= Raw records =
::::::

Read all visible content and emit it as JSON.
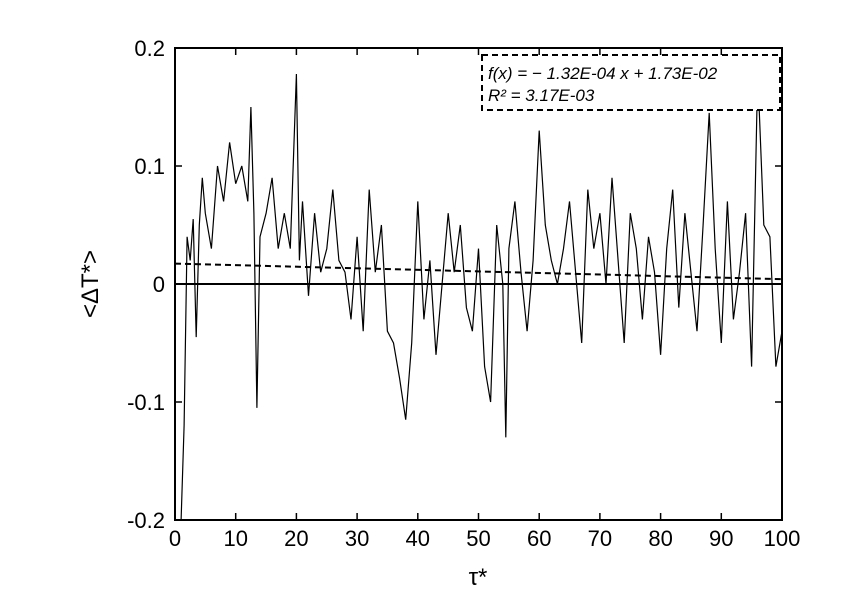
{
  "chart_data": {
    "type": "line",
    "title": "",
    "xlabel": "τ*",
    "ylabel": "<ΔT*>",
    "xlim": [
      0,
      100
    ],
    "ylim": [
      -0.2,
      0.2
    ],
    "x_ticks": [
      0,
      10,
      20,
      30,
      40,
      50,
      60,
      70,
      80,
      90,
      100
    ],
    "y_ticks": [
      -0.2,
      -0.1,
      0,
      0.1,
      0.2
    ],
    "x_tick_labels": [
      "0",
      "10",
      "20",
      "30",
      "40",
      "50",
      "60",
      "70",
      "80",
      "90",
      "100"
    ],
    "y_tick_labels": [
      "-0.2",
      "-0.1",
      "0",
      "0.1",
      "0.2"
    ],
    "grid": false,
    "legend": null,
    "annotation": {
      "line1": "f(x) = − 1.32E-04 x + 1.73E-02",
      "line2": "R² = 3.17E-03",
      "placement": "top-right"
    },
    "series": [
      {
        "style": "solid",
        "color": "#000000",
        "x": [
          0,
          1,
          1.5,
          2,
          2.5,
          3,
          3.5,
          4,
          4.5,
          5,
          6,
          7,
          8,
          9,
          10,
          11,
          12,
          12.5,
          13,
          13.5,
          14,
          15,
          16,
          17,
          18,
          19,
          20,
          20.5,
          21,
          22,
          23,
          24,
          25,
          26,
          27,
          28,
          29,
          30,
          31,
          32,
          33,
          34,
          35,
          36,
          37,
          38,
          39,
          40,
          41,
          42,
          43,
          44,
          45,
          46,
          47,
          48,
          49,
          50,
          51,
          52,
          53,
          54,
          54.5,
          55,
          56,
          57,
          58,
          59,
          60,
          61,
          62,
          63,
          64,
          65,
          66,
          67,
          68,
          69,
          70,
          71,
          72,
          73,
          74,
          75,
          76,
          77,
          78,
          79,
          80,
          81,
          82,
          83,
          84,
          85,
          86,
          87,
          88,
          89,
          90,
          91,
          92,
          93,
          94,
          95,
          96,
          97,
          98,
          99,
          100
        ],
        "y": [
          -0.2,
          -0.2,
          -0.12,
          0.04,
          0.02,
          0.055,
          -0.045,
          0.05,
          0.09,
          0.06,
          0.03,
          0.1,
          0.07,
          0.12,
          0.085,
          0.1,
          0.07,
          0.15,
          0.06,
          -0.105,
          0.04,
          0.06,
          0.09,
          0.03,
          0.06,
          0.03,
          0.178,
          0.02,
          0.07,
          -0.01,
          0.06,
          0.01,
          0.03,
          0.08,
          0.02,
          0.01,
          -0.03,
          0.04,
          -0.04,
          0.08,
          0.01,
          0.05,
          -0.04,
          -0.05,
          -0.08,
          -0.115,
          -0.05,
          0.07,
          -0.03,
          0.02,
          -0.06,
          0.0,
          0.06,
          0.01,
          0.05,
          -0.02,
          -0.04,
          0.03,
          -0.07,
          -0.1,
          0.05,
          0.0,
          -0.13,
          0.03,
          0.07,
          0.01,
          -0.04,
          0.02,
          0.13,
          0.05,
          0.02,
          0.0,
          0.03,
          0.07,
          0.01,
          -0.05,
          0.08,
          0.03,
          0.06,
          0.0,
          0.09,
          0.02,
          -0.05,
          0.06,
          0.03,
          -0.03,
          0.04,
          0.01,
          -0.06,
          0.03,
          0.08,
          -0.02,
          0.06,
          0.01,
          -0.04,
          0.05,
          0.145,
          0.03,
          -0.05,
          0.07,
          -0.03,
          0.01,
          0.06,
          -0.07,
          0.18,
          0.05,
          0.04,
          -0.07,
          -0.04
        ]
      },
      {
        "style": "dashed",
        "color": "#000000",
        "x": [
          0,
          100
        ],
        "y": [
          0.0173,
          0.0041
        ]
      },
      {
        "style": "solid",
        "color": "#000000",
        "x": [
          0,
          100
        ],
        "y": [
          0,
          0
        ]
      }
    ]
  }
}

::::::

= Given instruction =
Output all of the data exactly as it stands, minus any images.

= Result for this task =
Read all visible content and emit it as JSON.
{
  "chart_data": {
    "type": "line",
    "title": "",
    "xlabel": "τ*",
    "ylabel": "<ΔT*>",
    "xlim": [
      0,
      100
    ],
    "ylim": [
      -0.2,
      0.2
    ],
    "x_ticks": [
      0,
      10,
      20,
      30,
      40,
      50,
      60,
      70,
      80,
      90,
      100
    ],
    "y_ticks": [
      -0.2,
      -0.1,
      0,
      0.1,
      0.2
    ],
    "x_tick_labels": [
      "0",
      "10",
      "20",
      "30",
      "40",
      "50",
      "60",
      "70",
      "80",
      "90",
      "100"
    ],
    "y_tick_labels": [
      "-0.2",
      "-0.1",
      "0",
      "0.1",
      "0.2"
    ],
    "grid": false,
    "legend": null,
    "annotation": {
      "line1": "f(x) = − 1.32E-04 x + 1.73E-02",
      "line2": "R² = 3.17E-03",
      "placement": "top-right"
    },
    "series": [
      {
        "style": "solid",
        "color": "#000000",
        "x": [
          0,
          1,
          1.5,
          2,
          2.5,
          3,
          3.5,
          4,
          4.5,
          5,
          6,
          7,
          8,
          9,
          10,
          11,
          12,
          12.5,
          13,
          13.5,
          14,
          15,
          16,
          17,
          18,
          19,
          20,
          20.5,
          21,
          22,
          23,
          24,
          25,
          26,
          27,
          28,
          29,
          30,
          31,
          32,
          33,
          34,
          35,
          36,
          37,
          38,
          39,
          40,
          41,
          42,
          43,
          44,
          45,
          46,
          47,
          48,
          49,
          50,
          51,
          52,
          53,
          54,
          54.5,
          55,
          56,
          57,
          58,
          59,
          60,
          61,
          62,
          63,
          64,
          65,
          66,
          67,
          68,
          69,
          70,
          71,
          72,
          73,
          74,
          75,
          76,
          77,
          78,
          79,
          80,
          81,
          82,
          83,
          84,
          85,
          86,
          87,
          88,
          89,
          90,
          91,
          92,
          93,
          94,
          95,
          96,
          97,
          98,
          99,
          100
        ],
        "y": [
          -0.2,
          -0.2,
          -0.12,
          0.04,
          0.02,
          0.055,
          -0.045,
          0.05,
          0.09,
          0.06,
          0.03,
          0.1,
          0.07,
          0.12,
          0.085,
          0.1,
          0.07,
          0.15,
          0.06,
          -0.105,
          0.04,
          0.06,
          0.09,
          0.03,
          0.06,
          0.03,
          0.178,
          0.02,
          0.07,
          -0.01,
          0.06,
          0.01,
          0.03,
          0.08,
          0.02,
          0.01,
          -0.03,
          0.04,
          -0.04,
          0.08,
          0.01,
          0.05,
          -0.04,
          -0.05,
          -0.08,
          -0.115,
          -0.05,
          0.07,
          -0.03,
          0.02,
          -0.06,
          0.0,
          0.06,
          0.01,
          0.05,
          -0.02,
          -0.04,
          0.03,
          -0.07,
          -0.1,
          0.05,
          0.0,
          -0.13,
          0.03,
          0.07,
          0.01,
          -0.04,
          0.02,
          0.13,
          0.05,
          0.02,
          0.0,
          0.03,
          0.07,
          0.01,
          -0.05,
          0.08,
          0.03,
          0.06,
          0.0,
          0.09,
          0.02,
          -0.05,
          0.06,
          0.03,
          -0.03,
          0.04,
          0.01,
          -0.06,
          0.03,
          0.08,
          -0.02,
          0.06,
          0.01,
          -0.04,
          0.05,
          0.145,
          0.03,
          -0.05,
          0.07,
          -0.03,
          0.01,
          0.06,
          -0.07,
          0.18,
          0.05,
          0.04,
          -0.07,
          -0.04
        ]
      },
      {
        "style": "dashed",
        "color": "#000000",
        "x": [
          0,
          100
        ],
        "y": [
          0.0173,
          0.0041
        ]
      },
      {
        "style": "solid",
        "color": "#000000",
        "x": [
          0,
          100
        ],
        "y": [
          0,
          0
        ]
      }
    ]
  }
}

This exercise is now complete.